*** RECORDS SUPPLIED
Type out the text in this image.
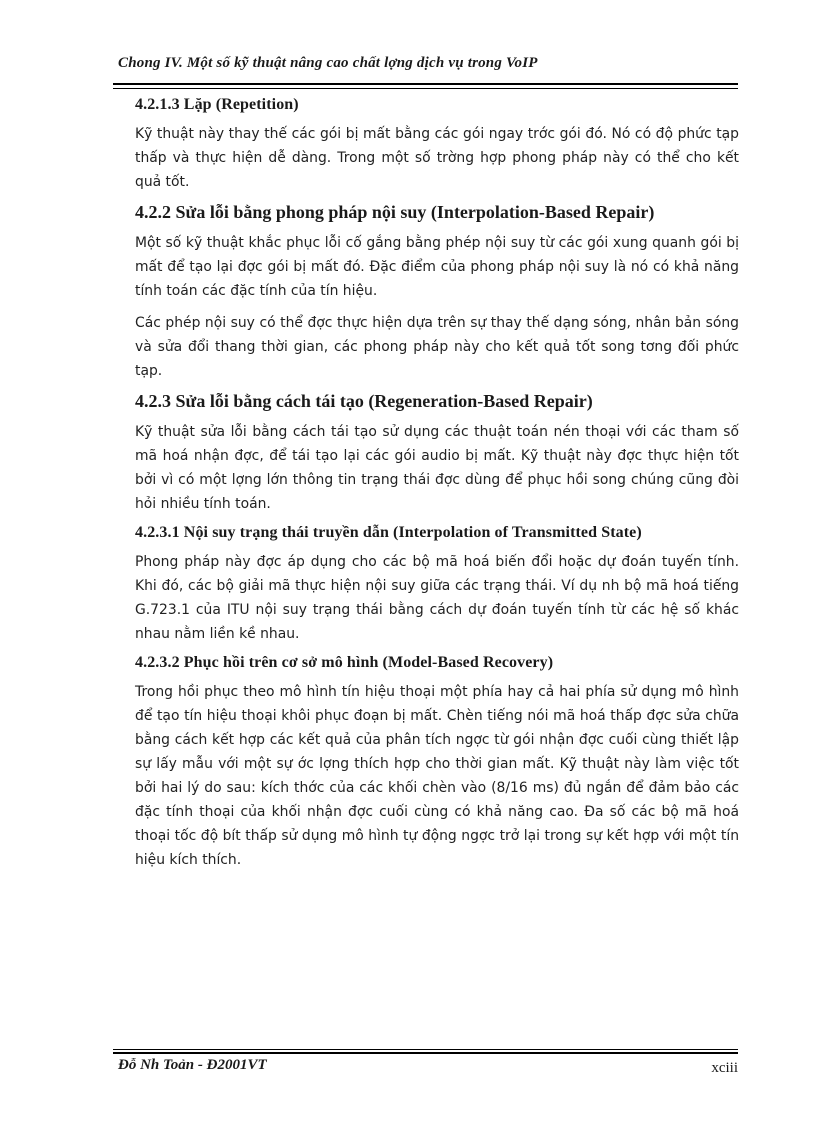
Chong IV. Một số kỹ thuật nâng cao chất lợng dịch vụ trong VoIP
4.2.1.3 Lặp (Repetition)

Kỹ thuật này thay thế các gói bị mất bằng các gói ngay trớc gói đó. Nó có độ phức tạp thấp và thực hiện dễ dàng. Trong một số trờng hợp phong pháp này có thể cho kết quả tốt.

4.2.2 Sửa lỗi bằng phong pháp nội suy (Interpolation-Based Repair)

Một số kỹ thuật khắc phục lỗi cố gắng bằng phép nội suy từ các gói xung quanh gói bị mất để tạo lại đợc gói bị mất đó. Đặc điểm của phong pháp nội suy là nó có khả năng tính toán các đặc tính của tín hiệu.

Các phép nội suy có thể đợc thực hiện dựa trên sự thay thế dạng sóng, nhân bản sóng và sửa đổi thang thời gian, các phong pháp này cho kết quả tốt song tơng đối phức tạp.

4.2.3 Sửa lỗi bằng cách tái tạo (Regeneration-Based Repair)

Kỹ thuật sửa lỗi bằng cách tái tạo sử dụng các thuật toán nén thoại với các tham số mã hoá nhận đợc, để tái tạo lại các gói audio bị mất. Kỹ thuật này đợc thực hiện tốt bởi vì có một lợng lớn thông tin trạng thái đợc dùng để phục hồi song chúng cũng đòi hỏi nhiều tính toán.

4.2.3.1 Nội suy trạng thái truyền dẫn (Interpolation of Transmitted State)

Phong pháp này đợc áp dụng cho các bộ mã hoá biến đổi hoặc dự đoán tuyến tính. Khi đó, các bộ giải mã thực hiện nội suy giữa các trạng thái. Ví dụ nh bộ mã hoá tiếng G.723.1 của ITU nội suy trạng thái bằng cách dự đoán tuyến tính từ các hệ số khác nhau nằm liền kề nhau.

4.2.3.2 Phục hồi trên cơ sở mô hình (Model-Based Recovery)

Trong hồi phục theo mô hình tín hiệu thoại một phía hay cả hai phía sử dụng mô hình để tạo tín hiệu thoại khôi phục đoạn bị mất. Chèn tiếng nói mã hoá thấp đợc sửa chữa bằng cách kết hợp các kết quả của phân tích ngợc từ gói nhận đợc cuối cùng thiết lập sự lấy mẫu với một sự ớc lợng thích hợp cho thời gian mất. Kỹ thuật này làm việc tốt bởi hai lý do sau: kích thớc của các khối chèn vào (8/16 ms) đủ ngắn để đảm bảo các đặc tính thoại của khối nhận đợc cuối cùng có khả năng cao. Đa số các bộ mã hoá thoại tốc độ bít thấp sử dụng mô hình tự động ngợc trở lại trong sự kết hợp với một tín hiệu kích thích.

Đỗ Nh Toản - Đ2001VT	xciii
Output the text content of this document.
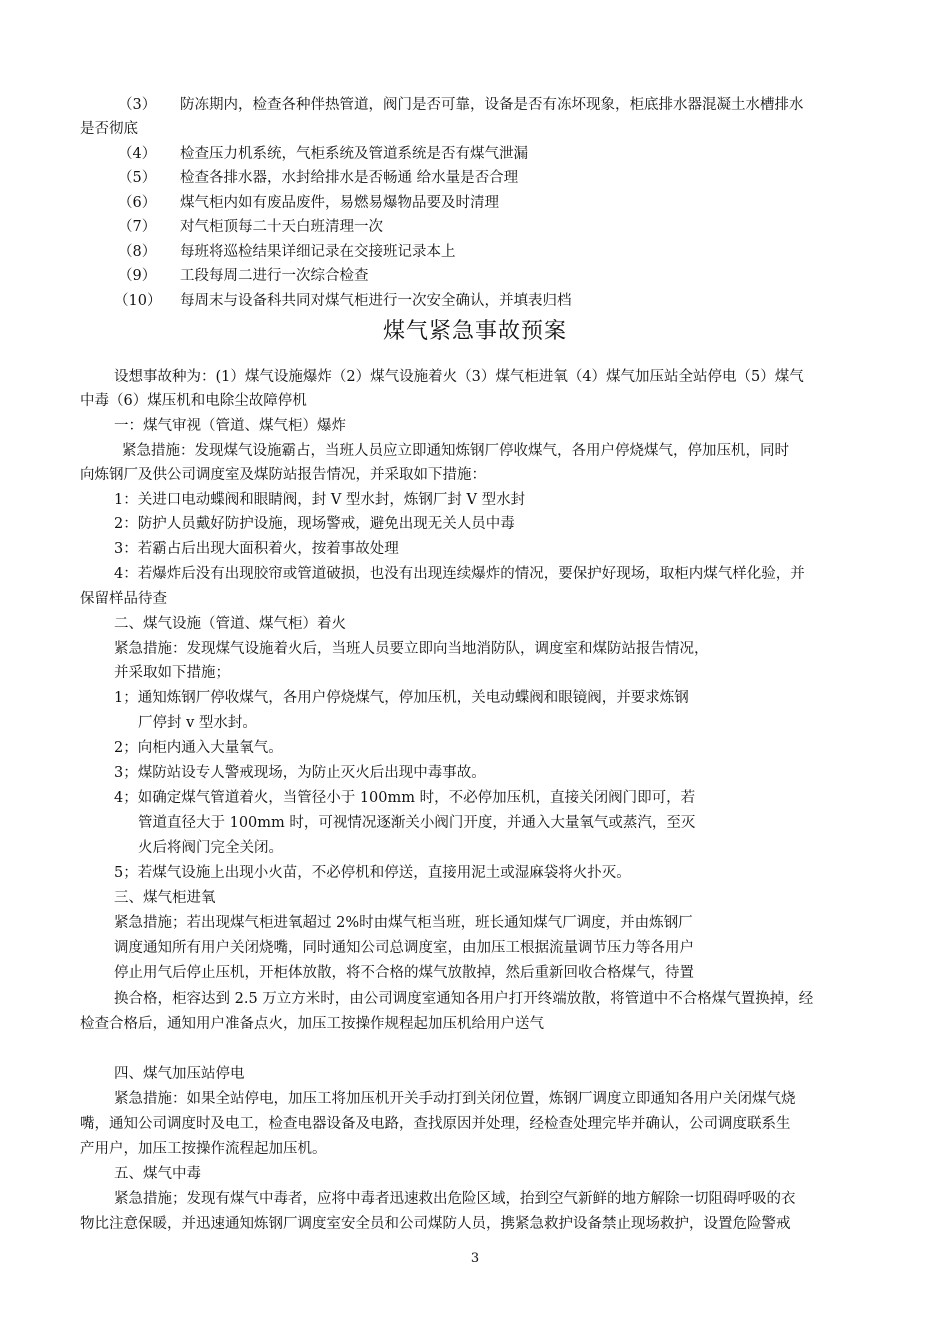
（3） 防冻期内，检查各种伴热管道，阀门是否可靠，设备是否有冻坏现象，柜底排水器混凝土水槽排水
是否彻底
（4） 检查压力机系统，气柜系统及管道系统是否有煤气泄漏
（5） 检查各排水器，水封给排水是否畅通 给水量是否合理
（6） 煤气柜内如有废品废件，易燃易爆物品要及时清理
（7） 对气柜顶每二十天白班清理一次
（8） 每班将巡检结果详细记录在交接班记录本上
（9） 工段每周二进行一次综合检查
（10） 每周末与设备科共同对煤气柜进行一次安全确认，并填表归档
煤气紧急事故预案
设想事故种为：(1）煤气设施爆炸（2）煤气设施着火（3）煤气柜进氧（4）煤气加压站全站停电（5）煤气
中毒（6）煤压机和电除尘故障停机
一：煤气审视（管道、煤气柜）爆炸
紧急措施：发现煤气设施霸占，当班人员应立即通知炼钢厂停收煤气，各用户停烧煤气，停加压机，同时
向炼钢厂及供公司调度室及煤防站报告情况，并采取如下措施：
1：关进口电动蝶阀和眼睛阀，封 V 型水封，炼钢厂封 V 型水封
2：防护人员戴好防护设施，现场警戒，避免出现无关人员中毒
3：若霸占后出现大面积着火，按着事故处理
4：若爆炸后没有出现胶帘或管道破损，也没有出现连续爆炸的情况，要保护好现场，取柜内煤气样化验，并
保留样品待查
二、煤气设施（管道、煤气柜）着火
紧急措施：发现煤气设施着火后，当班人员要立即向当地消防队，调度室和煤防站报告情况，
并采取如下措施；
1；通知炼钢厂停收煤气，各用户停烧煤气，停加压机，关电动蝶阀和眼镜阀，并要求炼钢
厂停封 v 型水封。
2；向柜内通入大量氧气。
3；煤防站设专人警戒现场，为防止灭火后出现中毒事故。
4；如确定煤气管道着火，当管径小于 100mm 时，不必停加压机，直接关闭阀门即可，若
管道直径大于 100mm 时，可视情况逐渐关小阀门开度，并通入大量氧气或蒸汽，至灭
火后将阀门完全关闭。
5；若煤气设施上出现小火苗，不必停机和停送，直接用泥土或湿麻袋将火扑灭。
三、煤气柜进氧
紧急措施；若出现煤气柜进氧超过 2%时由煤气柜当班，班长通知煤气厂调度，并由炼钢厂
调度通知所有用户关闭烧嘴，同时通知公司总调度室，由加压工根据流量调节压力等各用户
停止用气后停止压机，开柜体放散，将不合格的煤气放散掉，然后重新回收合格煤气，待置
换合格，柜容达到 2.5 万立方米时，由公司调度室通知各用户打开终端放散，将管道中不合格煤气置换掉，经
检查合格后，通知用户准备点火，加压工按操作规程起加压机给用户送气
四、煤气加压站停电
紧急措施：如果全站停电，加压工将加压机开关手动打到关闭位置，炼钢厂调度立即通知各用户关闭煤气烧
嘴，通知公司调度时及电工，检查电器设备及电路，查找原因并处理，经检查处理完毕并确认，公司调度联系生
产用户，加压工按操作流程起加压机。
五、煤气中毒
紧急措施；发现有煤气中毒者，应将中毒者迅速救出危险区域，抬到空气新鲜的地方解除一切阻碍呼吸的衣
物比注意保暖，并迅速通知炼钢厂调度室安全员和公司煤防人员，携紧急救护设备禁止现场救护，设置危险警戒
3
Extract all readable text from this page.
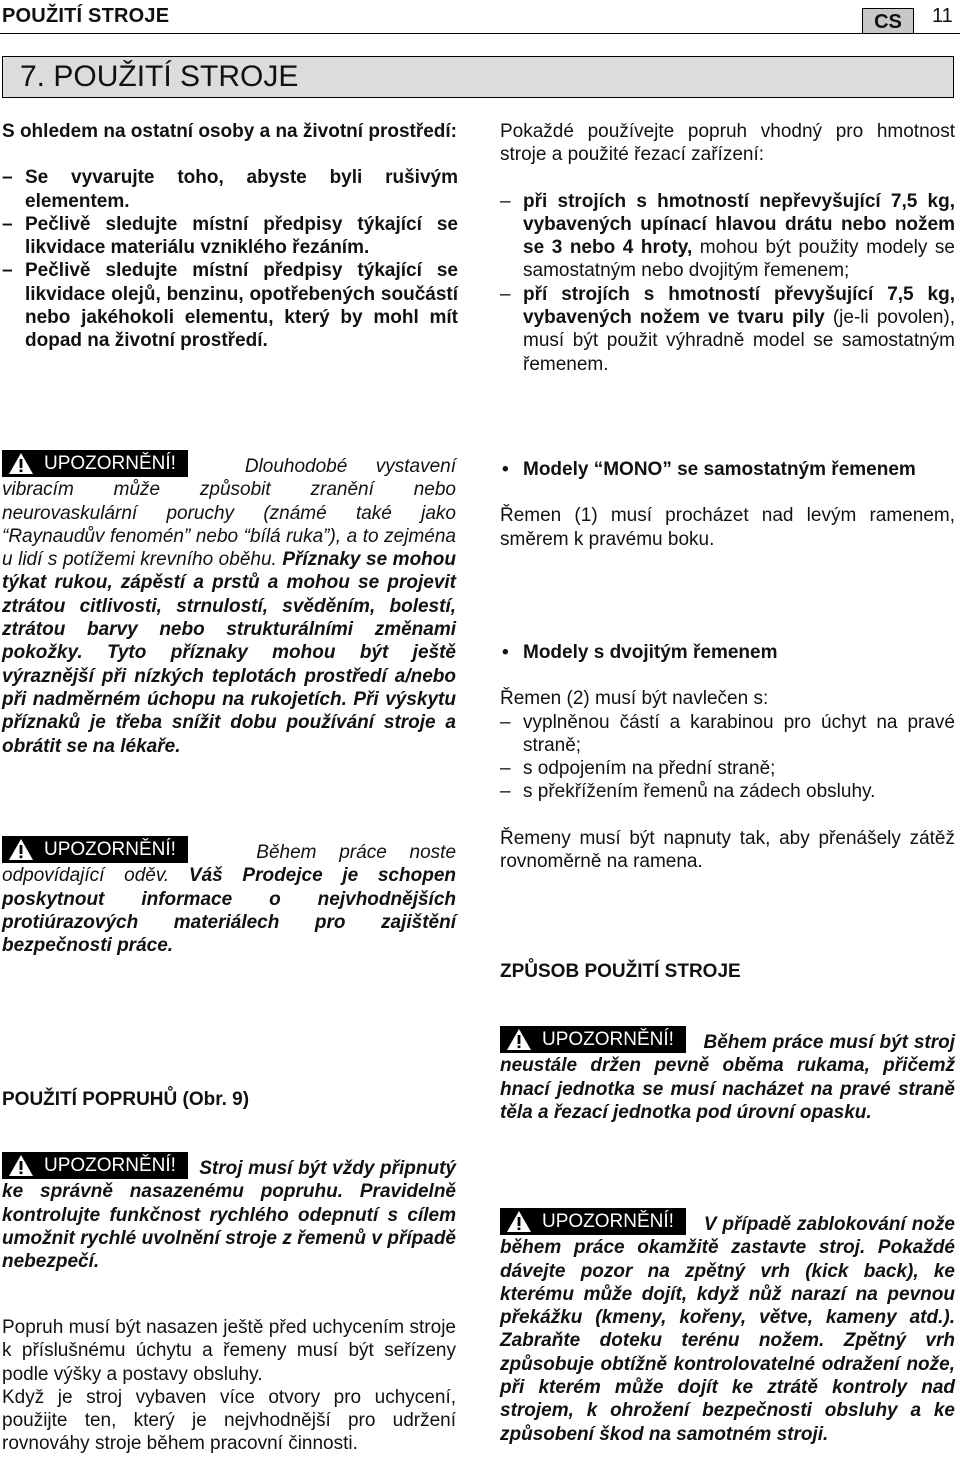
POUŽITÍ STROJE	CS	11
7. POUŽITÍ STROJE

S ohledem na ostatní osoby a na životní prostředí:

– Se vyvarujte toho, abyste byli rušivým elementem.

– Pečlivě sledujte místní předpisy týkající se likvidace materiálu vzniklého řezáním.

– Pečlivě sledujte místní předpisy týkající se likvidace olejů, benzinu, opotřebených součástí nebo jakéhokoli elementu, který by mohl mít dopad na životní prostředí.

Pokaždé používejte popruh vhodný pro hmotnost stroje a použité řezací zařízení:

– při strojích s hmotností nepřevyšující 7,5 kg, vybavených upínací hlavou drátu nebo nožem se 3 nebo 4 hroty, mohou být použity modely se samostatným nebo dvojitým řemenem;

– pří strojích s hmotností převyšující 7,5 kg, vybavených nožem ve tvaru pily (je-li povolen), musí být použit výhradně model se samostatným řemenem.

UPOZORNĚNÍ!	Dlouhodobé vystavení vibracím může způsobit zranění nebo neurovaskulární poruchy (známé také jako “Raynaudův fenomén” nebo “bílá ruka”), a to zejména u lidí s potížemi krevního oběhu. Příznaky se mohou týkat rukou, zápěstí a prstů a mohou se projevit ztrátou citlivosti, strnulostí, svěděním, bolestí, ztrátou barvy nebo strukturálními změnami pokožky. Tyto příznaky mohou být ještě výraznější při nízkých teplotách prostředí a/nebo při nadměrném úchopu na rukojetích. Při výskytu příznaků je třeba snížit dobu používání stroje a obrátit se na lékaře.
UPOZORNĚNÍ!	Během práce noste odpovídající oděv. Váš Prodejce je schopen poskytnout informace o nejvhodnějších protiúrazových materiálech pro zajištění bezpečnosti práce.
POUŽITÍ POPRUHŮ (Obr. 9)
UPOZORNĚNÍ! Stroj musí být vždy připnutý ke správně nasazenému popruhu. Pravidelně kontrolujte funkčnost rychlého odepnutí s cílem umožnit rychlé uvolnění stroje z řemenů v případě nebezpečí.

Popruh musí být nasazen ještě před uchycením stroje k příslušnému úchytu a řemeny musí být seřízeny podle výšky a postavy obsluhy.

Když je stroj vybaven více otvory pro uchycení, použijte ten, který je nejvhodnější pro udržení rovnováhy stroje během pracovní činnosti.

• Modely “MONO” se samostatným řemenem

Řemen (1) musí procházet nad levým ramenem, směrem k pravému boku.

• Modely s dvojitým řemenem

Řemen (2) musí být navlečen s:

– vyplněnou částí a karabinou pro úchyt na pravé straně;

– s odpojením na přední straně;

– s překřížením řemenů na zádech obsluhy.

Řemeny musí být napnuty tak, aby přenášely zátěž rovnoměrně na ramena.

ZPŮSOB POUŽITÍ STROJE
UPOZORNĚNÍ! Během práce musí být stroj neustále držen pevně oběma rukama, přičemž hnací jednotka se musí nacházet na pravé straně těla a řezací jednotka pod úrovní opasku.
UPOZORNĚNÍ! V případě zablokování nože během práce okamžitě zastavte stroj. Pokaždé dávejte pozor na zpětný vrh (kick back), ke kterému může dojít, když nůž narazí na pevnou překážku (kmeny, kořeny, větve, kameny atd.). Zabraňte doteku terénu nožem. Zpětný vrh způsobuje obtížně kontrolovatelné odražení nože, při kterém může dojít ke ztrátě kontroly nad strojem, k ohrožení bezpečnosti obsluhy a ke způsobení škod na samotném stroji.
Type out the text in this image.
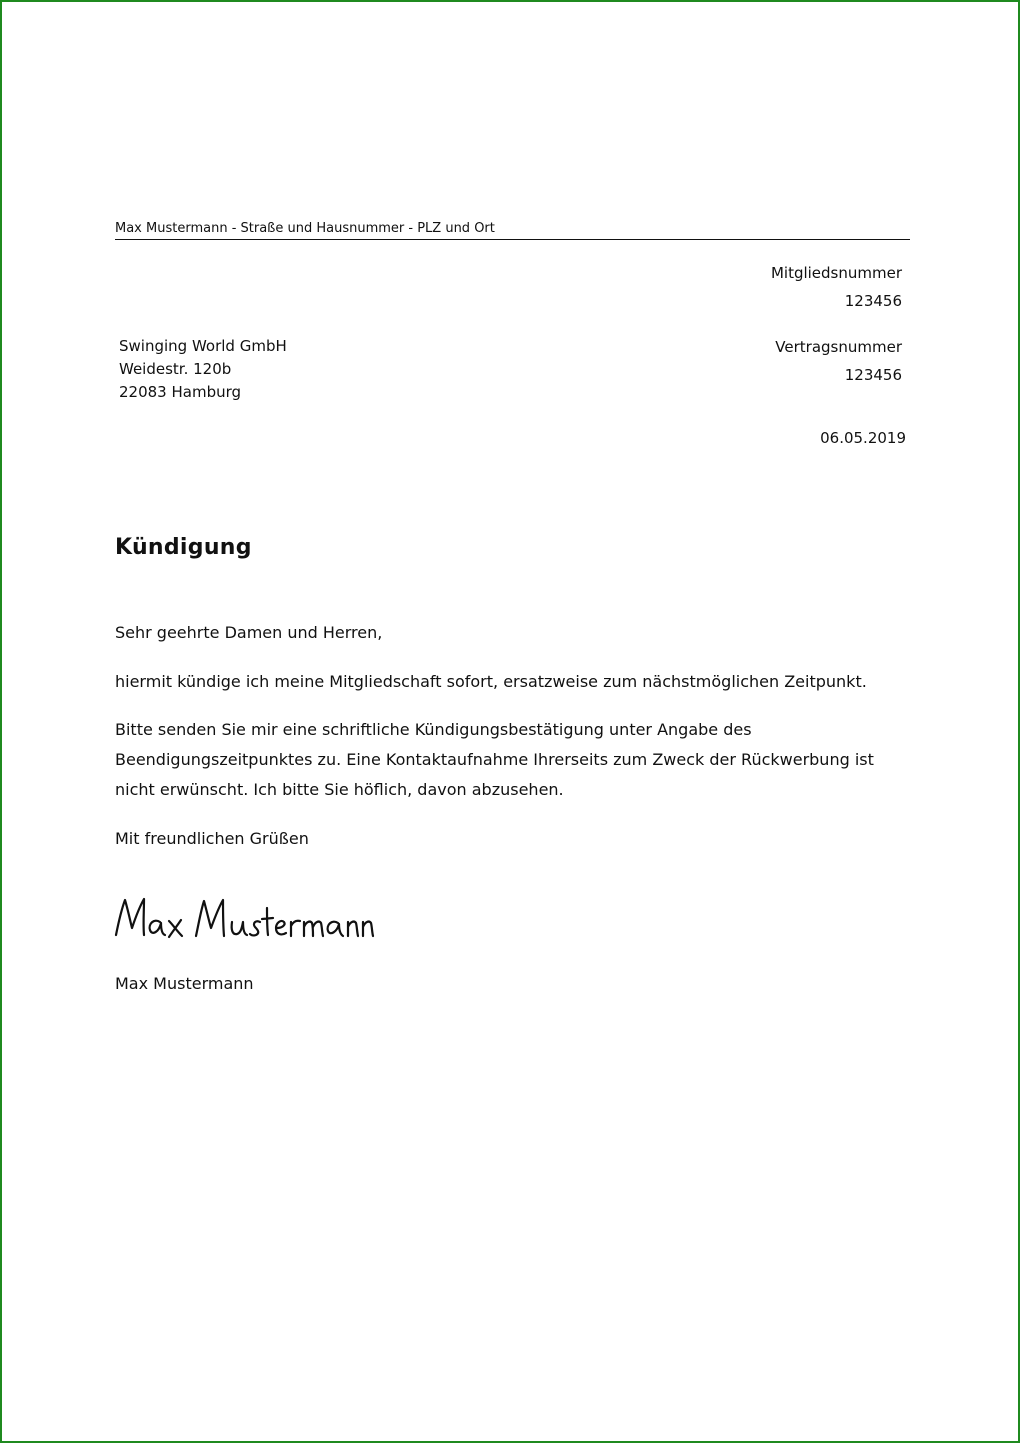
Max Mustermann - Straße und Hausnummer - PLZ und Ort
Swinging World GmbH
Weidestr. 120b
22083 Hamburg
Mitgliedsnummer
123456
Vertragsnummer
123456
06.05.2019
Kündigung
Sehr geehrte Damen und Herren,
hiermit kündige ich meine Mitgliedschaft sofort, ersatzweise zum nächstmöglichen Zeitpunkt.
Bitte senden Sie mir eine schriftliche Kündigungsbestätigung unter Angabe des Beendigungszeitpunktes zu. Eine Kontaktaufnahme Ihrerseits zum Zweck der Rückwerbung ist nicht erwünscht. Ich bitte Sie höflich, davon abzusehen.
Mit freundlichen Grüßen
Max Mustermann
******
TASK GOAL » Isolate each line of the listing above that includes "hiện". Copy it.

REPLY »
Kỹ thuật này thay thế các gói bị mất bằng các gói ngay trớc gói đó. Nó có độ phức tạp thấp và thực hiện dễ dàng. Trong một số trờng hợp phong pháp này có thể cho kết quả tốt.
Các phép nội suy có thể đợc thực hiện dựa trên sự thay thế dạng sóng, nhân bản sóng và sửa đổi thang thời gian, các phong pháp này cho kết quả tốt song tơng đối phức tạp.
Kỹ thuật sửa lỗi bằng cách tái tạo sử dụng các thuật toán nén thoại với các tham số mã hoá nhận đợc, để tái tạo lại các gói audio bị mất. Kỹ thuật này đợc thực hiện tốt bởi vì có một lợng lớn thông tin trạng thái đợc dùng để phục hồi song chúng cũng đòi hỏi nhiều tính toán.
Phong pháp này đợc áp dụng cho các bộ mã hoá biến đổi hoặc dự đoán tuyến tính. Khi đó, các bộ giải mã thực hiện nội suy giữa các trạng thái. Ví dụ nh bộ mã hoá tiếng G.723.1 của ITU nội suy trạng thái bằng cách dự đoán tuyến tính từ các hệ số khác nhau nằm liền kề nhau.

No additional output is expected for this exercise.